EXTRACTED INFORMATION:
────────────────

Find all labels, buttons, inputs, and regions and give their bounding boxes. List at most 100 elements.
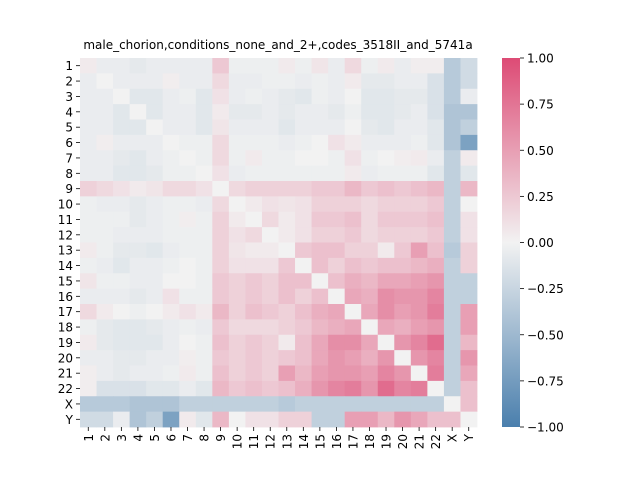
heatmap-cell-11-1 <box>80 211 97 228</box>
heatmap-cell-6-15 <box>311 134 329 151</box>
heatmap-cell-14-10 <box>228 257 246 274</box>
heatmap-cell-14-19 <box>377 257 395 274</box>
heatmap-cell-20-17 <box>344 350 362 366</box>
heatmap-cell-4-5 <box>146 104 164 120</box>
heatmap-cell-9-16 <box>328 181 346 197</box>
x-tick-label: 1 <box>82 434 96 442</box>
heatmap-cell-19-3 <box>113 334 131 351</box>
heatmap-cell-17-9 <box>212 304 230 320</box>
heatmap-cell-19-11 <box>245 334 263 351</box>
heatmap-cell-6-13 <box>278 134 296 151</box>
heatmap-cell-7-X <box>443 150 461 167</box>
heatmap-cell-20-9 <box>212 350 230 366</box>
heatmap-cell-17-20 <box>394 304 412 320</box>
heatmap-cell-20-22 <box>427 350 445 366</box>
heatmap-cell-10-8 <box>195 196 213 213</box>
colorbar-tick-label: −1.00 <box>527 421 564 435</box>
heatmap-cell-3-4 <box>129 88 147 105</box>
heatmap-cell-14-9 <box>212 257 230 274</box>
heatmap-cell-21-5 <box>146 365 164 382</box>
heatmap-cell-11-5 <box>146 211 164 228</box>
heatmap-cell-Y-11 <box>245 411 263 428</box>
heatmap-cell-6-22 <box>427 134 445 151</box>
x-tick-label: 20 <box>396 434 410 449</box>
heatmap-cell-12-3 <box>113 227 131 243</box>
heatmap-cell-11-10 <box>228 211 246 228</box>
x-tick-label: X <box>446 434 460 442</box>
heatmap-cell-22-13 <box>278 380 296 397</box>
heatmap-cell-1-10 <box>228 58 246 74</box>
heatmap-cell-18-2 <box>96 319 114 336</box>
heatmap-cell-22-8 <box>195 380 213 397</box>
heatmap-cell-X-17 <box>344 396 362 413</box>
heatmap-cell-5-19 <box>377 119 395 136</box>
heatmap-cell-9-8 <box>195 181 213 197</box>
heatmap-cell-18-11 <box>245 319 263 336</box>
heatmap-cell-7-15 <box>311 150 329 167</box>
heatmap-cell-Y-14 <box>295 411 312 428</box>
heatmap-cell-16-12 <box>261 288 279 305</box>
y-tick-label: 3 <box>65 90 73 104</box>
heatmap-cell-13-2 <box>96 242 114 259</box>
heatmap-cell-X-20 <box>394 396 412 413</box>
heatmap-cell-9-2 <box>96 181 114 197</box>
heatmap-cell-13-22 <box>427 242 445 259</box>
heatmap-cell-18-12 <box>261 319 279 336</box>
heatmap-cell-6-11 <box>245 134 263 151</box>
x-tick-label: 5 <box>148 434 162 442</box>
heatmap-cell-5-14 <box>295 119 312 136</box>
heatmap-cell-13-X <box>443 242 461 259</box>
heatmap-cell-17-13 <box>278 304 296 320</box>
heatmap-cell-21-8 <box>195 365 213 382</box>
heatmap-cell-4-22 <box>427 104 445 120</box>
heatmap-cell-Y-21 <box>410 411 428 428</box>
heatmap-cell-13-7 <box>179 242 197 259</box>
heatmap-cell-Y-10 <box>228 411 246 428</box>
heatmap-cell-21-X <box>443 365 461 382</box>
heatmap-cell-19-5 <box>146 334 164 351</box>
heatmap-cell-3-17 <box>344 88 362 105</box>
heatmap-cell-13-8 <box>195 242 213 259</box>
heatmap-cell-4-1 <box>80 104 97 120</box>
heatmap-cell-11-12 <box>261 211 279 228</box>
heatmap-cell-20-3 <box>113 350 131 366</box>
heatmap-cell-2-22 <box>427 73 445 90</box>
heatmap-cell-Y-9 <box>212 411 230 428</box>
x-tick-label: 10 <box>231 434 245 449</box>
heatmap-cell-14-16 <box>328 257 346 274</box>
heatmap-cells <box>80 58 478 428</box>
heatmap-cell-13-4 <box>129 242 147 259</box>
heatmap-cell-2-9 <box>212 73 230 90</box>
heatmap-cell-22-6 <box>162 380 180 397</box>
heatmap-cell-17-19 <box>377 304 395 320</box>
heatmap-cell-8-14 <box>295 165 312 182</box>
heatmap-cell-12-17 <box>344 227 362 243</box>
heatmap-cell-7-2 <box>96 150 114 167</box>
heatmap-cell-5-Y <box>460 119 478 136</box>
heatmap-cell-1-4 <box>129 58 147 74</box>
heatmap-cell-19-9 <box>212 334 230 351</box>
heatmap-cell-16-1 <box>80 288 97 305</box>
heatmap-cell-19-X <box>443 334 461 351</box>
heatmap-cell-6-X <box>443 134 461 151</box>
heatmap-cell-16-Y <box>460 288 478 305</box>
heatmap-cell-9-X <box>443 181 461 197</box>
heatmap-cell-5-9 <box>212 119 230 136</box>
heatmap-cell-11-9 <box>212 211 230 228</box>
heatmap-cell-18-6 <box>162 319 180 336</box>
heatmap-cell-22-20 <box>394 380 412 397</box>
heatmap-cell-10-6 <box>162 196 180 213</box>
heatmap-cell-15-18 <box>361 273 379 290</box>
heatmap-cell-13-20 <box>394 242 412 259</box>
heatmap-cell-10-2 <box>96 196 114 213</box>
heatmap-cell-1-20 <box>394 58 412 74</box>
colorbar-tick-label: 1.00 <box>527 52 554 66</box>
heatmap-cell-19-17 <box>344 334 362 351</box>
x-tick-label: 22 <box>429 434 443 449</box>
y-tick-label: 9 <box>65 182 73 196</box>
heatmap-cell-2-21 <box>410 73 428 90</box>
heatmap-cell-16-22 <box>427 288 445 305</box>
heatmap-cell-9-3 <box>113 181 131 197</box>
heatmap-cell-9-4 <box>129 181 147 197</box>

────────────────

Please copy all the items above, swapping every "x-tick-label" for "column-label" and leaving everything else as it is. Leave out the pictures.

THE COMPLETED TASK:
Find all labels, buttons, inputs, and regions and give their bounding boxes. List at most 100 elements.
heatmap-cell-11-1 <box>80 211 97 228</box>
heatmap-cell-6-15 <box>311 134 329 151</box>
heatmap-cell-14-10 <box>228 257 246 274</box>
heatmap-cell-14-19 <box>377 257 395 274</box>
heatmap-cell-20-17 <box>344 350 362 366</box>
heatmap-cell-4-5 <box>146 104 164 120</box>
heatmap-cell-9-16 <box>328 181 346 197</box>
column-label: 1 <box>82 434 96 442</box>
heatmap-cell-19-3 <box>113 334 131 351</box>
heatmap-cell-17-9 <box>212 304 230 320</box>
heatmap-cell-19-11 <box>245 334 263 351</box>
heatmap-cell-6-13 <box>278 134 296 151</box>
heatmap-cell-7-X <box>443 150 461 167</box>
heatmap-cell-20-9 <box>212 350 230 366</box>
heatmap-cell-17-20 <box>394 304 412 320</box>
heatmap-cell-20-22 <box>427 350 445 366</box>
heatmap-cell-10-8 <box>195 196 213 213</box>
colorbar-tick-label: −1.00 <box>527 421 564 435</box>
heatmap-cell-3-4 <box>129 88 147 105</box>
heatmap-cell-14-9 <box>212 257 230 274</box>
heatmap-cell-21-5 <box>146 365 164 382</box>
heatmap-cell-11-5 <box>146 211 164 228</box>
heatmap-cell-Y-11 <box>245 411 263 428</box>
heatmap-cell-6-22 <box>427 134 445 151</box>
column-label: 20 <box>396 434 410 449</box>
heatmap-cell-12-3 <box>113 227 131 243</box>
heatmap-cell-11-10 <box>228 211 246 228</box>
column-label: X <box>446 434 460 442</box>
heatmap-cell-22-13 <box>278 380 296 397</box>
heatmap-cell-1-10 <box>228 58 246 74</box>
heatmap-cell-18-2 <box>96 319 114 336</box>
heatmap-cell-22-8 <box>195 380 213 397</box>
heatmap-cell-X-17 <box>344 396 362 413</box>
heatmap-cell-5-19 <box>377 119 395 136</box>
heatmap-cell-9-8 <box>195 181 213 197</box>
heatmap-cell-18-11 <box>245 319 263 336</box>
heatmap-cell-7-15 <box>311 150 329 167</box>
heatmap-cell-Y-14 <box>295 411 312 428</box>
heatmap-cell-16-12 <box>261 288 279 305</box>
y-tick-label: 3 <box>65 90 73 104</box>
heatmap-cell-13-2 <box>96 242 114 259</box>
heatmap-cell-X-20 <box>394 396 412 413</box>
heatmap-cell-9-2 <box>96 181 114 197</box>
heatmap-cell-13-22 <box>427 242 445 259</box>
heatmap-cell-18-12 <box>261 319 279 336</box>
heatmap-cell-6-11 <box>245 134 263 151</box>
column-label: 5 <box>148 434 162 442</box>
heatmap-cell-5-14 <box>295 119 312 136</box>
heatmap-cell-13-X <box>443 242 461 259</box>
heatmap-cell-17-13 <box>278 304 296 320</box>
heatmap-cell-21-8 <box>195 365 213 382</box>
heatmap-cell-4-22 <box>427 104 445 120</box>
heatmap-cell-Y-21 <box>410 411 428 428</box>
heatmap-cell-13-7 <box>179 242 197 259</box>
heatmap-cell-Y-10 <box>228 411 246 428</box>
heatmap-cell-21-X <box>443 365 461 382</box>
heatmap-cell-19-5 <box>146 334 164 351</box>
heatmap-cell-3-17 <box>344 88 362 105</box>
heatmap-cell-13-8 <box>195 242 213 259</box>
heatmap-cell-4-1 <box>80 104 97 120</box>
heatmap-cell-11-12 <box>261 211 279 228</box>
heatmap-cell-20-3 <box>113 350 131 366</box>
heatmap-cell-2-22 <box>427 73 445 90</box>
heatmap-cell-Y-9 <box>212 411 230 428</box>
column-label: 10 <box>231 434 245 449</box>
heatmap-cell-14-16 <box>328 257 346 274</box>
heatmap-cells <box>80 58 478 428</box>
heatmap-cell-13-4 <box>129 242 147 259</box>
heatmap-cell-2-9 <box>212 73 230 90</box>
heatmap-cell-22-6 <box>162 380 180 397</box>
heatmap-cell-17-19 <box>377 304 395 320</box>
heatmap-cell-8-14 <box>295 165 312 182</box>
heatmap-cell-12-17 <box>344 227 362 243</box>
heatmap-cell-7-2 <box>96 150 114 167</box>
heatmap-cell-5-Y <box>460 119 478 136</box>
heatmap-cell-1-4 <box>129 58 147 74</box>
heatmap-cell-19-9 <box>212 334 230 351</box>
heatmap-cell-16-1 <box>80 288 97 305</box>
heatmap-cell-19-X <box>443 334 461 351</box>
heatmap-cell-6-X <box>443 134 461 151</box>
heatmap-cell-16-Y <box>460 288 478 305</box>
heatmap-cell-9-X <box>443 181 461 197</box>
heatmap-cell-5-9 <box>212 119 230 136</box>
heatmap-cell-11-9 <box>212 211 230 228</box>
heatmap-cell-18-6 <box>162 319 180 336</box>
heatmap-cell-22-20 <box>394 380 412 397</box>
heatmap-cell-10-6 <box>162 196 180 213</box>
heatmap-cell-15-18 <box>361 273 379 290</box>
heatmap-cell-13-20 <box>394 242 412 259</box>
heatmap-cell-10-2 <box>96 196 114 213</box>
heatmap-cell-1-20 <box>394 58 412 74</box>
colorbar-tick-label: 1.00 <box>527 52 554 66</box>
heatmap-cell-19-17 <box>344 334 362 351</box>
column-label: 22 <box>429 434 443 449</box>
y-tick-label: 9 <box>65 182 73 196</box>
heatmap-cell-2-21 <box>410 73 428 90</box>
heatmap-cell-16-22 <box>427 288 445 305</box>
heatmap-cell-9-3 <box>113 181 131 197</box>
heatmap-cell-9-4 <box>129 181 147 197</box>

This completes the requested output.